■ WORK TO COMPLETE
Extract every line of the material that holds the string "Materials".

■ EXCERPTED RECORDS
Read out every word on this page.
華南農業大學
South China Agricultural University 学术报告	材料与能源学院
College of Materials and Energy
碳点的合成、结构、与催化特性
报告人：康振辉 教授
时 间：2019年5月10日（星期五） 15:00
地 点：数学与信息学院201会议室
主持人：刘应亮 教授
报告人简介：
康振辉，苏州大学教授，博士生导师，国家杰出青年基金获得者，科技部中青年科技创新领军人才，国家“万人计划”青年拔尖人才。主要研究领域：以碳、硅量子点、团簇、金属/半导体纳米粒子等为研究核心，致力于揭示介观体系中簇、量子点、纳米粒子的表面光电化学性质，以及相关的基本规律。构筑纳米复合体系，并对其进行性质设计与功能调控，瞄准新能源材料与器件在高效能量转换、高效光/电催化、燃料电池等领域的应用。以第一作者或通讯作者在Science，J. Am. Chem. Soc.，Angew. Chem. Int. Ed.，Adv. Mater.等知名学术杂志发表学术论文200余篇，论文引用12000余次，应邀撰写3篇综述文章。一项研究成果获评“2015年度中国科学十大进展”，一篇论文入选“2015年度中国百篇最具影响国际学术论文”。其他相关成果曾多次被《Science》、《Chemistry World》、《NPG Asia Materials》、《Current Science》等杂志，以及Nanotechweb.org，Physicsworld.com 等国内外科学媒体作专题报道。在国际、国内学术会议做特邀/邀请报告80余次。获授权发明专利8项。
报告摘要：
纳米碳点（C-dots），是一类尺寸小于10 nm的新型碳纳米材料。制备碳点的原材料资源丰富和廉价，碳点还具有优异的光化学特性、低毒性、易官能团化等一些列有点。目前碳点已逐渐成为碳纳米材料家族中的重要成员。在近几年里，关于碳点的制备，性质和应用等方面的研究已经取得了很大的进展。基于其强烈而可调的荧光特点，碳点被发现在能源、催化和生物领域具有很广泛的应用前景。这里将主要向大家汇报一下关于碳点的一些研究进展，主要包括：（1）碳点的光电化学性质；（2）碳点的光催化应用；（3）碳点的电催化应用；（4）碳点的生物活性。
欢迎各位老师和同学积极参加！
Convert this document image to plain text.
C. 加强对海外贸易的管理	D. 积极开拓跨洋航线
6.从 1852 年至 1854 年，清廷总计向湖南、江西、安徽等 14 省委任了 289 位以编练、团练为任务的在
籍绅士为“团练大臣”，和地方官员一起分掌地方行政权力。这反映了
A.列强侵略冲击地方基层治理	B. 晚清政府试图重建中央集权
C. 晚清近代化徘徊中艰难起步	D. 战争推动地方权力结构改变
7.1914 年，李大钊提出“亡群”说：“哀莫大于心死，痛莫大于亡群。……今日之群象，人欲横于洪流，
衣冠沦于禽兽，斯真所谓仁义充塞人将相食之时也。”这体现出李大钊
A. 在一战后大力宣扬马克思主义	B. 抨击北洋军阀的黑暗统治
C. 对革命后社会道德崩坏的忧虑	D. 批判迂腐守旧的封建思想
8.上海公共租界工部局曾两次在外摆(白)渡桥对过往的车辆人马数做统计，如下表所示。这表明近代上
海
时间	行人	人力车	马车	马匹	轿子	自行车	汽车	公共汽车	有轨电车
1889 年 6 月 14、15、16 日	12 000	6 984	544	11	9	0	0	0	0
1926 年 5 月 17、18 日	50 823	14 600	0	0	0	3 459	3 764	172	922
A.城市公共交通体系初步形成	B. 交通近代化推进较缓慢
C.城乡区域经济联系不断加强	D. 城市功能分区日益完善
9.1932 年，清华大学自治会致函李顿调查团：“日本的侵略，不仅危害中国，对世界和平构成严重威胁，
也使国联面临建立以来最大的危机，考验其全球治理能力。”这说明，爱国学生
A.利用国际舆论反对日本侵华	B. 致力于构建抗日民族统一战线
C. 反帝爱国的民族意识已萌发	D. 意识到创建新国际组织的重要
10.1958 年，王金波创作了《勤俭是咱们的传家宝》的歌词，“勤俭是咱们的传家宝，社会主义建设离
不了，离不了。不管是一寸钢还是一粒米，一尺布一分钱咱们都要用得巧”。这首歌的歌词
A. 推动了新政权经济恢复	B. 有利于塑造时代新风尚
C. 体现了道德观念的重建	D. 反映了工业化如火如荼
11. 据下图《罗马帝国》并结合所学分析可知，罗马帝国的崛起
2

■ RIGHT ANSWER
College of Materials and Energy
康振辉，苏州大学教授，博士生导师，国家杰出青年基金获得者，科技部中青年科技创新领军人才，国家“万人计划”青年拔尖人才。主要研究领域：以碳、硅量子点、团簇、金属/半导体纳米粒子等为研究核心，致力于揭示介观体系中簇、量子点、纳米粒子的表面光电化学性质，以及相关的基本规律。构筑纳米复合体系，并对其进行性质设计与功能调控，瞄准新能源材料与器件在高效能量转换、高效光/电催化、燃料电池等领域的应用。以第一作者或通讯作者在Science，J. Am. Chem. Soc.，Angew. Chem. Int. Ed.，Adv. Mater.等知名学术杂志发表学术论文200余篇，论文引用12000余次，应邀撰写3篇综述文章。一项研究成果获评“2015年度中国科学十大进展”，一篇论文入选“2015年度中国百篇最具影响国际学术论文”。其他相关成果曾多次被《Science》、《Chemistry World》、《NPG Asia Materials》、《Current Science》等杂志，以及Nanotechweb.org，Physicsworld.com 等国内外科学媒体作专题报道。在国际、国内学术会议做特邀/邀请报告80余次。获授权发明专利8项。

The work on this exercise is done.